Information given:
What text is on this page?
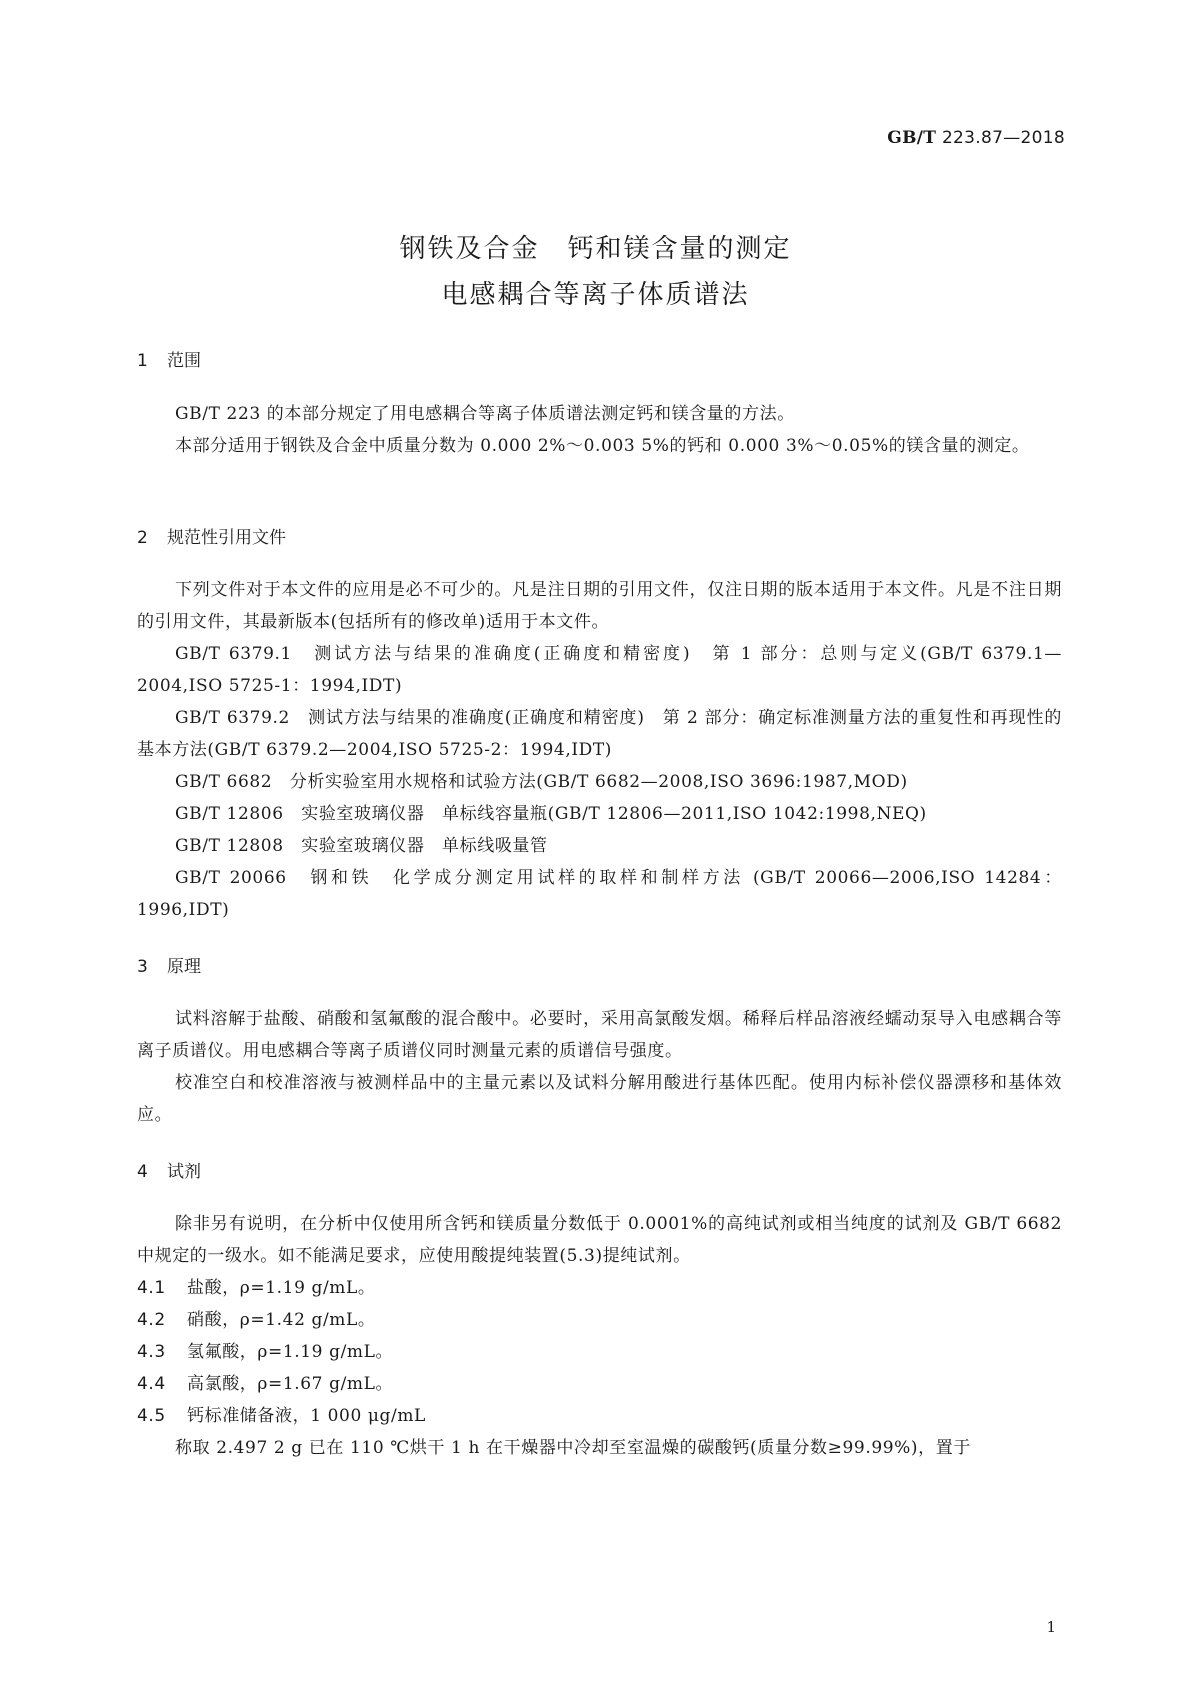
GB/T 223.87—2018
钢铁及合金　钙和镁含量的测定
电感耦合等离子体质谱法
1 范围

GB/T 223 的本部分规定了用电感耦合等离子体质谱法测定钙和镁含量的方法。

本部分适用于钢铁及合金中质量分数为 0.000 2%～0.003 5%的钙和 0.000 3%～0.05%的镁含量的测定。

2 规范性引用文件

下列文件对于本文件的应用是必不可少的。凡是注日期的引用文件，仅注日期的版本适用于本文件。凡是不注日期的引用文件，其最新版本(包括所有的修改单)适用于本文件。

GB/T 6379.1　测试方法与结果的准确度(正确度和精密度)　第 1 部分：总则与定义(GB/T 6379.1—2004,ISO 5725-1：1994,IDT)

GB/T 6379.2　测试方法与结果的准确度(正确度和精密度)　第 2 部分：确定标准测量方法的重复性和再现性的基本方法(GB/T 6379.2—2004,ISO 5725-2：1994,IDT)

GB/T 6682　分析实验室用水规格和试验方法(GB/T 6682—2008,ISO 3696:1987,MOD)

GB/T 12806　实验室玻璃仪器　单标线容量瓶(GB/T 12806—2011,ISO 1042:1998,NEQ)

GB/T 12808　实验室玻璃仪器　单标线吸量管

GB/T 20066　钢和铁　化学成分测定用试样的取样和制样方法 (GB/T 20066—2006,ISO 14284：1996,IDT)

3 原理

试料溶解于盐酸、硝酸和氢氟酸的混合酸中。必要时，采用高氯酸发烟。稀释后样品溶液经蠕动泵导入电感耦合等离子质谱仪。用电感耦合等离子质谱仪同时测量元素的质谱信号强度。

校准空白和校准溶液与被测样品中的主量元素以及试料分解用酸进行基体匹配。使用内标补偿仪器漂移和基体效应。

4 试剂

除非另有说明，在分析中仅使用所含钙和镁质量分数低于 0.0001%的高纯试剂或相当纯度的试剂及 GB/T 6682 中规定的一级水。如不能满足要求，应使用酸提纯装置(5.3)提纯试剂。

4.1 盐酸，ρ=1.19 g/mL。

4.2 硝酸，ρ=1.42 g/mL。

4.3 氢氟酸，ρ=1.19 g/mL。

4.4 高氯酸，ρ=1.67 g/mL。

4.5 钙标准储备液，1 000 μg/mL

称取 2.497 2 g 已在 110 ℃烘干 1 h 在干燥器中冷却至室温燥的碳酸钙(质量分数≥99.99%)，置于

1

Job:
Scan the material above for the word "正确度和精密度". Copy each line where it occurs.

Solution:
GB/T 6379.1　测试方法与结果的准确度(正确度和精密度)　第 1 部分：总则与定义(GB/T 6379.1—2004,ISO 5725-1：1994,IDT)
GB/T 6379.2　测试方法与结果的准确度(正确度和精密度)　第 2 部分：确定标准测量方法的重复性和再现性的基本方法(GB/T 6379.2—2004,ISO 5725-2：1994,IDT)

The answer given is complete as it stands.